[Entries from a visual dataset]
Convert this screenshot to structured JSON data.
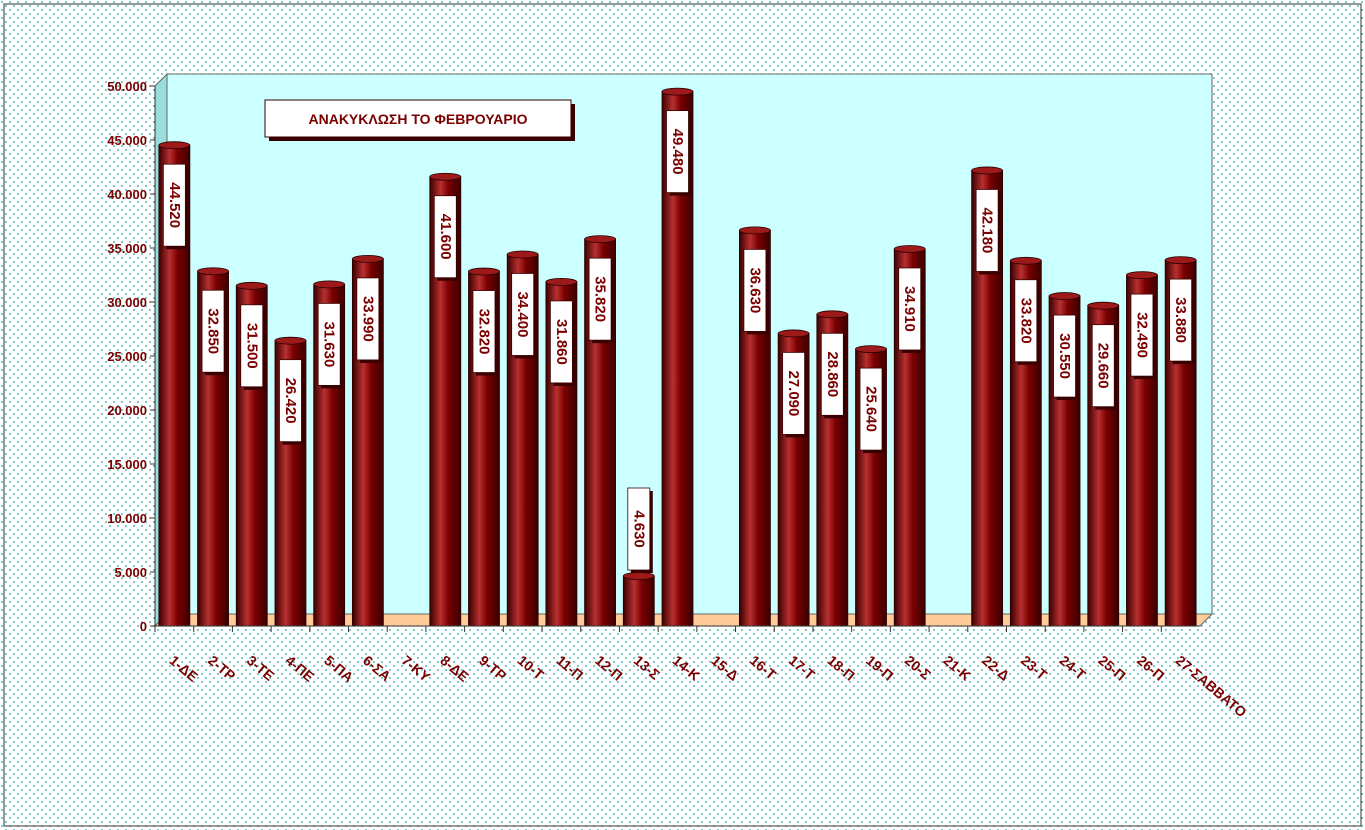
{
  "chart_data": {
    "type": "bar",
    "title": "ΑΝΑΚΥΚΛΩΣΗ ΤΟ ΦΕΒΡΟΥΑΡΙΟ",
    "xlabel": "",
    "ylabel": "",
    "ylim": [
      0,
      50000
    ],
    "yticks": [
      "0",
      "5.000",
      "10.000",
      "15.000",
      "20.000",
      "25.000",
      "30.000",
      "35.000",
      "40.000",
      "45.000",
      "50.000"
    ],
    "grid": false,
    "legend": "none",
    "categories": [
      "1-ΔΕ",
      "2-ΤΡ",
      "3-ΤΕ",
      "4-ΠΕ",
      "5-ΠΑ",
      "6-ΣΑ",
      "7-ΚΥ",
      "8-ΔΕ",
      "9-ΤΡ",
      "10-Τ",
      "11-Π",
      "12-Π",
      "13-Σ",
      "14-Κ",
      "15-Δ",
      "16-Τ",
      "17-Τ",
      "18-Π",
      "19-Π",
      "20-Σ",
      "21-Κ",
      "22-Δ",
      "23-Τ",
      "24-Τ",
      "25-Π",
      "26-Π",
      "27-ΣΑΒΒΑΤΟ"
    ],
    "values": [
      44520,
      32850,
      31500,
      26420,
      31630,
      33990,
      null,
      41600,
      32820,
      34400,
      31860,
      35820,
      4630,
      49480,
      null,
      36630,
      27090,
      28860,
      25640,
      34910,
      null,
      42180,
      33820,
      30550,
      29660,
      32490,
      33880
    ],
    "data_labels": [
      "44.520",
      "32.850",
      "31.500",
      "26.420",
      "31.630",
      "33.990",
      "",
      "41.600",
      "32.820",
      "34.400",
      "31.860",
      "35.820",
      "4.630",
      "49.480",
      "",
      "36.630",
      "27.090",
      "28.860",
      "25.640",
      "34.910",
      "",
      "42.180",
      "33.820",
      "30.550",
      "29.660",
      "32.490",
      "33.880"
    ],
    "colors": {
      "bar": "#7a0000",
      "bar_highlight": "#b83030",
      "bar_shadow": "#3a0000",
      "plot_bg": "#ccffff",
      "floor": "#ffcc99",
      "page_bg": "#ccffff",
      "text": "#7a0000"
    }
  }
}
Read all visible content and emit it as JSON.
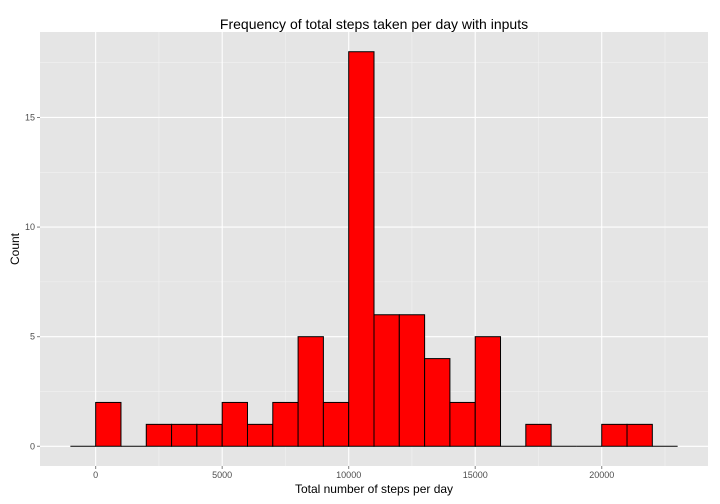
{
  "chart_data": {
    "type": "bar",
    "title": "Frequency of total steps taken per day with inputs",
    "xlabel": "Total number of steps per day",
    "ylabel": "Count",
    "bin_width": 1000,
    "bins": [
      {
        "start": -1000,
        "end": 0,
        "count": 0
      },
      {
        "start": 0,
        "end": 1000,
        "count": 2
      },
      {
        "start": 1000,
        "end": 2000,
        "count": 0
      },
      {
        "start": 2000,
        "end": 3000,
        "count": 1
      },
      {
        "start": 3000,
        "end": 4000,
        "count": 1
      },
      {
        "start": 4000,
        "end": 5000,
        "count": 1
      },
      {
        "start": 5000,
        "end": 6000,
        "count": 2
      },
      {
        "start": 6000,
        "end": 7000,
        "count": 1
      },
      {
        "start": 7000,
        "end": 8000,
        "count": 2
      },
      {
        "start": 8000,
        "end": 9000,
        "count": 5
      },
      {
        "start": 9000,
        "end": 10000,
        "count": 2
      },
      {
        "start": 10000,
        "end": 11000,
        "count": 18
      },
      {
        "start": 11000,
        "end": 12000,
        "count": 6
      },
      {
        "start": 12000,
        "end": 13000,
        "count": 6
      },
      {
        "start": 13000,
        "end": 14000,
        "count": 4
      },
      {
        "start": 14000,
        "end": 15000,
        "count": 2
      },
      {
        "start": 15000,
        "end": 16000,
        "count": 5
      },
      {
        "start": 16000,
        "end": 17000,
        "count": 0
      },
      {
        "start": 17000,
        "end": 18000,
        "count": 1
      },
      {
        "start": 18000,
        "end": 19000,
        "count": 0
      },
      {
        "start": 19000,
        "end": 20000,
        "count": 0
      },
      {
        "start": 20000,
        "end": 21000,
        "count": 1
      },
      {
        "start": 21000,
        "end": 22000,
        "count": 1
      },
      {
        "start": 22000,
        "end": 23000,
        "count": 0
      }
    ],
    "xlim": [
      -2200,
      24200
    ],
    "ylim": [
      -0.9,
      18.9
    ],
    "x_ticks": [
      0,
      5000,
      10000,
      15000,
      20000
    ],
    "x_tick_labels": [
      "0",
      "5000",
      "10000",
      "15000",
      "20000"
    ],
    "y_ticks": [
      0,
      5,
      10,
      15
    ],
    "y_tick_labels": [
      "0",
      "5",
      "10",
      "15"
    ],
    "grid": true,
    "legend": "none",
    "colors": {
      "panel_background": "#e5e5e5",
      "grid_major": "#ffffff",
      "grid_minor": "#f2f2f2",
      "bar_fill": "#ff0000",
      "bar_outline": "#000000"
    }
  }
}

→ Exercise brief: Using the records above, select and copy every line that has the word "steps".

→ Written solution:
    "title": "Frequency of total steps taken per day with inputs",
    "xlabel": "Total number of steps per day",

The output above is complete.